RECORDS PROVIDED
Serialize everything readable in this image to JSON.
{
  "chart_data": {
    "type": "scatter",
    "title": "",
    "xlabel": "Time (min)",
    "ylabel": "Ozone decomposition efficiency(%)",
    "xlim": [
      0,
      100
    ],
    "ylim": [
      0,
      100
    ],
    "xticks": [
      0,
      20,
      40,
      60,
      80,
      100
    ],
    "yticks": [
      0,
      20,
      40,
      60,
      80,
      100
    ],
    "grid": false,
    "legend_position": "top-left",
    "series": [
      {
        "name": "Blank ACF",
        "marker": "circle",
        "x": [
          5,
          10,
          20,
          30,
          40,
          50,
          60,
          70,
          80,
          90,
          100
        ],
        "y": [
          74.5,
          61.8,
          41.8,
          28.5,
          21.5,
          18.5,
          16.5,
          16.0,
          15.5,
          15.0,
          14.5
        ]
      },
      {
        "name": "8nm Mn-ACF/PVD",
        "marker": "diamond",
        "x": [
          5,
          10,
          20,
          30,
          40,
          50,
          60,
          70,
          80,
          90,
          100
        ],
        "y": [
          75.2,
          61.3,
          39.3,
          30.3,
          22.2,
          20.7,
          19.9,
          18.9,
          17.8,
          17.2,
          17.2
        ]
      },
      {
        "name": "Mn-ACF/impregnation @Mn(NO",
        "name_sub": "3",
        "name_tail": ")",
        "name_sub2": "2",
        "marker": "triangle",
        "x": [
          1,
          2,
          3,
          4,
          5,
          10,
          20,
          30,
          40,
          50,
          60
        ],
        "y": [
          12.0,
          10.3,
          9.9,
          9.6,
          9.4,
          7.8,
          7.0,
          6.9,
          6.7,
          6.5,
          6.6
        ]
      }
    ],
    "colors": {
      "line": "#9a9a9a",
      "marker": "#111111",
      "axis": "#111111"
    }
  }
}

SET PROBLEM
Exactly reproduce the material above.

WRITTEN RESPONSE
Serialize everything readable in this image to JSON.
{
  "chart_data": {
    "type": "scatter",
    "title": "",
    "xlabel": "Time (min)",
    "ylabel": "Ozone decomposition efficiency(%)",
    "xlim": [
      0,
      100
    ],
    "ylim": [
      0,
      100
    ],
    "xticks": [
      0,
      20,
      40,
      60,
      80,
      100
    ],
    "yticks": [
      0,
      20,
      40,
      60,
      80,
      100
    ],
    "grid": false,
    "legend_position": "top-left",
    "series": [
      {
        "name": "Blank ACF",
        "marker": "circle",
        "x": [
          5,
          10,
          20,
          30,
          40,
          50,
          60,
          70,
          80,
          90,
          100
        ],
        "y": [
          74.5,
          61.8,
          41.8,
          28.5,
          21.5,
          18.5,
          16.5,
          16.0,
          15.5,
          15.0,
          14.5
        ]
      },
      {
        "name": "8nm Mn-ACF/PVD",
        "marker": "diamond",
        "x": [
          5,
          10,
          20,
          30,
          40,
          50,
          60,
          70,
          80,
          90,
          100
        ],
        "y": [
          75.2,
          61.3,
          39.3,
          30.3,
          22.2,
          20.7,
          19.9,
          18.9,
          17.8,
          17.2,
          17.2
        ]
      },
      {
        "name": "Mn-ACF/impregnation @Mn(NO",
        "name_sub": "3",
        "name_tail": ")",
        "name_sub2": "2",
        "marker": "triangle",
        "x": [
          1,
          2,
          3,
          4,
          5,
          10,
          20,
          30,
          40,
          50,
          60
        ],
        "y": [
          12.0,
          10.3,
          9.9,
          9.6,
          9.4,
          7.8,
          7.0,
          6.9,
          6.7,
          6.5,
          6.6
        ]
      }
    ],
    "colors": {
      "line": "#9a9a9a",
      "marker": "#111111",
      "axis": "#111111"
    }
  }
}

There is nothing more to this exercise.